- [Task directions]
Quote all lines below exactly. Images stay out.

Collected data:
---*---
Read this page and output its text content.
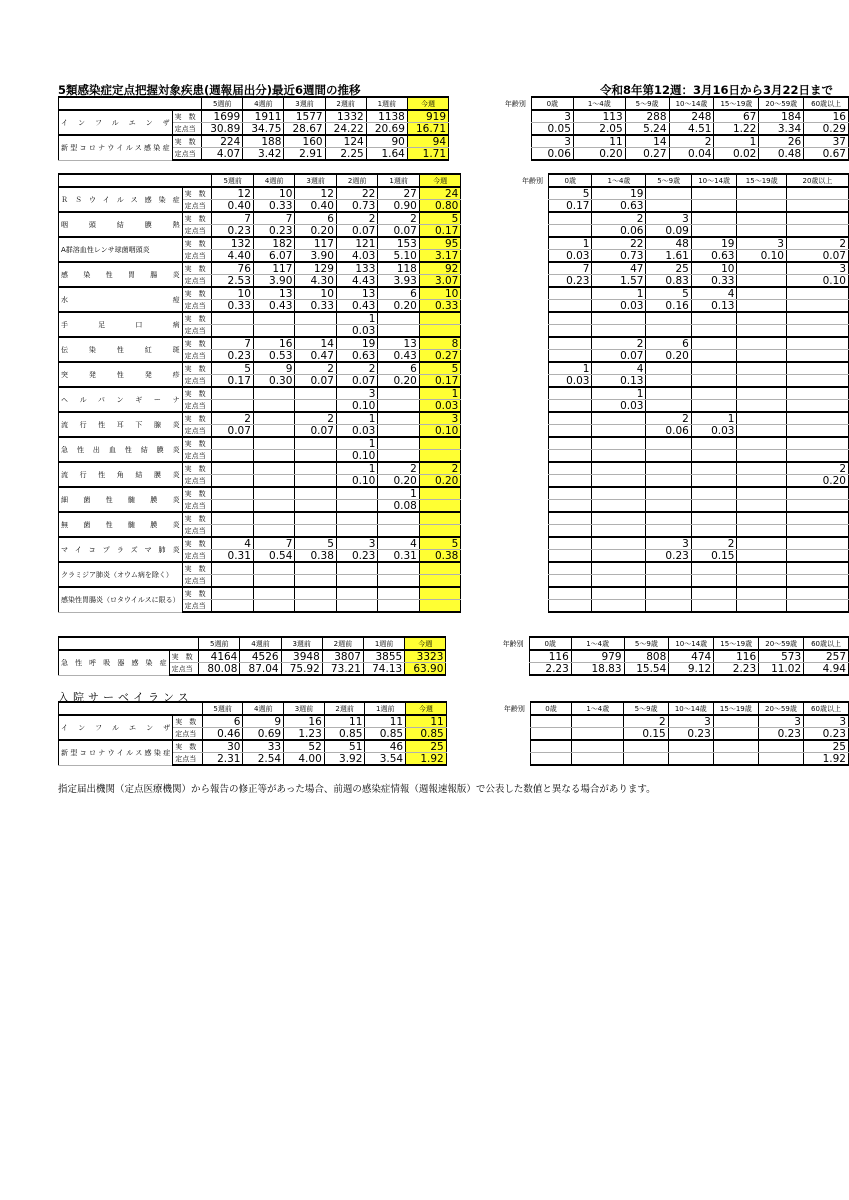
5類感染症定点把握対象疾患(週報届出分)最近6週間の推移	令和8年第12週：3月16日から3月22日まで
		5週前	4週前	3週前	2週前	1週前	今週		年齢別	0歳	1～4歳	5～9歳	10～14歳	15～19歳	20～59歳	60歳以上
インフルエンザ	実　数	1699	1911	1577	1332	1138	919			3	113	288	248	67	184	16
	定点当	30.89	34.75	28.67	24.22	20.69	16.71			0.05	2.05	5.24	4.51	1.22	3.34	0.29
新型コロナウイルス感染症	実　数	224	188	160	124	90	94			3	11	14	2	1	26	37
	定点当	4.07	3.42	2.91	2.25	1.64	1.71			0.06	0.20	0.27	0.04	0.02	0.48	0.67
		5週前	4週前	3週前	2週前	1週前	今週		年齢別	0歳	1～4歳	5～9歳	10～14歳	15～19歳	20歳以上
ＲＳウイルス感染症	実　数	12	10	12	22	27	24			5	19				
	定点当	0.40	0.33	0.40	0.73	0.90	0.80			0.17	0.63				
咽頭結膜熱	実　数	7	7	6	2	2	5				2	3			
	定点当	0.23	0.23	0.20	0.07	0.07	0.17				0.06	0.09			
A群溶血性レンサ球菌咽頭炎	実　数	132	182	117	121	153	95			1	22	48	19	3	2
	定点当	4.40	6.07	3.90	4.03	5.10	3.17			0.03	0.73	1.61	0.63	0.10	0.07
感染性胃腸炎	実　数	76	117	129	133	118	92			7	47	25	10		3
	定点当	2.53	3.90	4.30	4.43	3.93	3.07			0.23	1.57	0.83	0.33		0.10
水痘	実　数	10	13	10	13	6	10				1	5	4		
	定点当	0.33	0.43	0.33	0.43	0.20	0.33				0.03	0.16	0.13		
手足口病	実　数				1										
	定点当				0.03										
伝染性紅斑	実　数	7	16	14	19	13	8				2	6			
	定点当	0.23	0.53	0.47	0.63	0.43	0.27				0.07	0.20			
突発性発疹	実　数	5	9	2	2	6	5			1	4				
	定点当	0.17	0.30	0.07	0.07	0.20	0.17			0.03	0.13				
ヘルパンギーナ	実　数				3		1				1				
	定点当				0.10		0.03				0.03				
流行性耳下腺炎	実　数	2		2	1		3					2	1		
	定点当	0.07		0.07	0.03		0.10					0.06	0.03		
急性出血性結膜炎	実　数				1										
	定点当				0.10										
流行性角結膜炎	実　数				1	2	2								2
	定点当				0.10	0.20	0.20								0.20
細菌性髄膜炎	実　数					1									
	定点当					0.08									
無菌性髄膜炎	実　数														
	定点当														
マイコプラズマ肺炎	実　数	4	7	5	3	4	5					3	2		
	定点当	0.31	0.54	0.38	0.23	0.31	0.38					0.23	0.15		
クラミジア肺炎（オウム病を除く）	実　数														
	定点当														
感染性胃腸炎（ロタウイルスに限る）	実　数														
	定点当														
		5週前	4週前	3週前	2週前	1週前	今週		年齢別	0歳	1～4歳	5～9歳	10～14歳	15～19歳	20～59歳	60歳以上
急性呼吸器感染症	実　数	4164	4526	3948	3807	3855	3323			116	979	808	474	116	573	257
	定点当	80.08	87.04	75.92	73.21	74.13	63.90			2.23	18.83	15.54	9.12	2.23	11.02	4.94
入院サーベイランス
		5週前	4週前	3週前	2週前	1週前	今週		年齢別	0歳	1～4歳	5～9歳	10～14歳	15～19歳	20～59歳	60歳以上
インフルエンザ	実　数	6	9	16	11	11	11					2	3		3	3
	定点当	0.46	0.69	1.23	0.85	0.85	0.85					0.15	0.23		0.23	0.23
新型コロナウイルス感染症	実　数	30	33	52	51	46	25									25
	定点当	2.31	2.54	4.00	3.92	3.54	1.92									1.92
指定届出機関（定点医療機関）から報告の修正等があった場合、前週の感染症情報（週報速報版）で公表した数値と異なる場合があります。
---*---
- [Solution to this task]
Read this page and output its text content.
5類感染症定点把握対象疾患(週報届出分)最近6週間の推移	令和8年第12週：3月16日から3月22日まで
		5週前	4週前	3週前	2週前	1週前	今週		年齢別	0歳	1～4歳	5～9歳	10～14歳	15～19歳	20～59歳	60歳以上
インフルエンザ	実　数	1699	1911	1577	1332	1138	919			3	113	288	248	67	184	16
	定点当	30.89	34.75	28.67	24.22	20.69	16.71			0.05	2.05	5.24	4.51	1.22	3.34	0.29
新型コロナウイルス感染症	実　数	224	188	160	124	90	94			3	11	14	2	1	26	37
	定点当	4.07	3.42	2.91	2.25	1.64	1.71			0.06	0.20	0.27	0.04	0.02	0.48	0.67
		5週前	4週前	3週前	2週前	1週前	今週		年齢別	0歳	1～4歳	5～9歳	10～14歳	15～19歳	20歳以上
ＲＳウイルス感染症	実　数	12	10	12	22	27	24			5	19				
	定点当	0.40	0.33	0.40	0.73	0.90	0.80			0.17	0.63				
咽頭結膜熱	実　数	7	7	6	2	2	5				2	3			
	定点当	0.23	0.23	0.20	0.07	0.07	0.17				0.06	0.09			
A群溶血性レンサ球菌咽頭炎	実　数	132	182	117	121	153	95			1	22	48	19	3	2
	定点当	4.40	6.07	3.90	4.03	5.10	3.17			0.03	0.73	1.61	0.63	0.10	0.07
感染性胃腸炎	実　数	76	117	129	133	118	92			7	47	25	10		3
	定点当	2.53	3.90	4.30	4.43	3.93	3.07			0.23	1.57	0.83	0.33		0.10
水痘	実　数	10	13	10	13	6	10				1	5	4		
	定点当	0.33	0.43	0.33	0.43	0.20	0.33				0.03	0.16	0.13		
手足口病	実　数				1										
	定点当				0.03										
伝染性紅斑	実　数	7	16	14	19	13	8				2	6			
	定点当	0.23	0.53	0.47	0.63	0.43	0.27				0.07	0.20			
突発性発疹	実　数	5	9	2	2	6	5			1	4				
	定点当	0.17	0.30	0.07	0.07	0.20	0.17			0.03	0.13				
ヘルパンギーナ	実　数				3		1				1				
	定点当				0.10		0.03				0.03				
流行性耳下腺炎	実　数	2		2	1		3					2	1		
	定点当	0.07		0.07	0.03		0.10					0.06	0.03		
急性出血性結膜炎	実　数				1										
	定点当				0.10										
流行性角結膜炎	実　数				1	2	2								2
	定点当				0.10	0.20	0.20								0.20
細菌性髄膜炎	実　数					1									
	定点当					0.08									
無菌性髄膜炎	実　数														
	定点当														
マイコプラズマ肺炎	実　数	4	7	5	3	4	5					3	2		
	定点当	0.31	0.54	0.38	0.23	0.31	0.38					0.23	0.15		
クラミジア肺炎（オウム病を除く）	実　数														
	定点当														
感染性胃腸炎（ロタウイルスに限る）	実　数														
	定点当														
		5週前	4週前	3週前	2週前	1週前	今週		年齢別	0歳	1～4歳	5～9歳	10～14歳	15～19歳	20～59歳	60歳以上
急性呼吸器感染症	実　数	4164	4526	3948	3807	3855	3323			116	979	808	474	116	573	257
	定点当	80.08	87.04	75.92	73.21	74.13	63.90			2.23	18.83	15.54	9.12	2.23	11.02	4.94
入院サーベイランス
		5週前	4週前	3週前	2週前	1週前	今週		年齢別	0歳	1～4歳	5～9歳	10～14歳	15～19歳	20～59歳	60歳以上
インフルエンザ	実　数	6	9	16	11	11	11					2	3		3	3
	定点当	0.46	0.69	1.23	0.85	0.85	0.85					0.15	0.23		0.23	0.23
新型コロナウイルス感染症	実　数	30	33	52	51	46	25									25
	定点当	2.31	2.54	4.00	3.92	3.54	1.92									1.92
指定届出機関（定点医療機関）から報告の修正等があった場合、前週の感染症情報（週報速報版）で公表した数値と異なる場合があります。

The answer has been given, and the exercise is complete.